QUOTED TEXT:
▽

The Role of Enterprise Architecture in Digital Transformation
In today’s fast-changing and increasingly complex world, for many organizations it has become important to improve their IT systems and digital solutions. For this purpose, enterprise architecture provides a good tool.
This article discusses the role enterprise architecture can play in an organization’s digital transformation. It will first briefly introduce enterprise architecture (EA) and then proceed to discuss how EA can be used and the benefits it provides in developing an organization’s IT infrastructure.
What is enterprise architecture?
Enterprise Architecture (EA) is a practice that helps approach the organization’s IT systems, applications, and processes strategically and align them with business objectives. It offers a framework with which the organization can better manage its digital transformation.
Modeling in Enterprise Architecture
In EA, models are used to depict the current state of the organization’s IT infrastructure. In strategic planning and implementations, models describe the end goal of the digital transformation as well as the intermediary steps needed to achieve the goal.
EA helps in the digital transition by increasing agility. It is important that for each iteration of the transformation process, the current stage is updated, and the planned steps are reflected against the current stage and the end goal.
Why enterprise architecture is important?
EA is the most valuable used in strategy formulation and implementation phases. This is because EA helps to assess the readiness of the organization for transformation and decide how to execute the chosen strategy.
Strategy planning tool
In strategic planning, the executive leadership defines what the organization wants to achieve and what are the future goals. When the organization is planning on digital transformation, EA provides tools for strategic decision-making.
EA involves splitting the company’s key outcomes, such as products, customers, experiences, and core enterprise processes into separate components. This is helpful when the decision-makers need to identify the organization’s critical people-process-technology bundles. With this, it is possible to find new opportunities but also the areas that need readjustment and strategy reformulation.

△

RAW RECORDS:
▽

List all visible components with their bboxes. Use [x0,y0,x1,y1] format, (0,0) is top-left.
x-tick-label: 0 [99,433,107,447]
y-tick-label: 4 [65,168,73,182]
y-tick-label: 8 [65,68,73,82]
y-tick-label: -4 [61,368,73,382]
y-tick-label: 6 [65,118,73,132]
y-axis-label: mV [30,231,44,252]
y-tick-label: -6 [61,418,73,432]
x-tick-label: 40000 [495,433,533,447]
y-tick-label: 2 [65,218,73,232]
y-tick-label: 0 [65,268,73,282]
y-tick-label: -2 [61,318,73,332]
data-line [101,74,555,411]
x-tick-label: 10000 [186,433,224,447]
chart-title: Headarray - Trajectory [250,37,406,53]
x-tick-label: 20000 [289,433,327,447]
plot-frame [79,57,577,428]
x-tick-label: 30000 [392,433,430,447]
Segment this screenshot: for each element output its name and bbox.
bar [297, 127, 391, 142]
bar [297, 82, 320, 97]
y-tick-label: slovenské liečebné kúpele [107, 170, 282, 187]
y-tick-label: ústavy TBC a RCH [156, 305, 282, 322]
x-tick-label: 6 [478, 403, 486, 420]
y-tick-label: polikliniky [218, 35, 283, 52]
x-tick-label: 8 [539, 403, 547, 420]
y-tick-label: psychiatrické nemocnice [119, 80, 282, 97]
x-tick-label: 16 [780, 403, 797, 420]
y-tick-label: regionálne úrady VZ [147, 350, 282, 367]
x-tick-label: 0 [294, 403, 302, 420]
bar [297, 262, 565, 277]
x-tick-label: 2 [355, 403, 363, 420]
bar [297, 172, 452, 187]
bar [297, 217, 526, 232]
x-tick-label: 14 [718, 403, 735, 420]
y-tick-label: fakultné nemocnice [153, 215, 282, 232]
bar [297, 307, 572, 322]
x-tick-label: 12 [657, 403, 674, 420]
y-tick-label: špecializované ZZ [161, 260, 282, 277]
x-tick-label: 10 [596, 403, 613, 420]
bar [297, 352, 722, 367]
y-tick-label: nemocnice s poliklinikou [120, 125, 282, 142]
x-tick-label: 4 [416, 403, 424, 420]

△

TASKS TO PERFORM:
[A] According to the article on enterprise architecture, what do models depict in EA?
[B] Copy out everything in the records from their first line down to the line containing "Segment this screenshot: for", including both of those lines.

SOLVED PROBLEMS:
[A] The current state of the organization's IT infrastructure.

[B]
List all visible components with their bboxes. Use [x0,y0,x1,y1] format, (0,0) is top-left.
x-tick-label: 0 [99,433,107,447]
y-tick-label: 4 [65,168,73,182]
y-tick-label: 8 [65,68,73,82]
y-tick-label: -4 [61,368,73,382]
y-tick-label: 6 [65,118,73,132]
y-axis-label: mV [30,231,44,252]
y-tick-label: -6 [61,418,73,432]
x-tick-label: 40000 [495,433,533,447]
y-tick-label: 2 [65,218,73,232]
y-tick-label: 0 [65,268,73,282]
y-tick-label: -2 [61,318,73,332]
data-line [101,74,555,411]
x-tick-label: 10000 [186,433,224,447]
chart-title: Headarray - Trajectory [250,37,406,53]
x-tick-label: 20000 [289,433,327,447]
plot-frame [79,57,577,428]
x-tick-label: 30000 [392,433,430,447]
Segment this screenshot: for each element output its name and bbox.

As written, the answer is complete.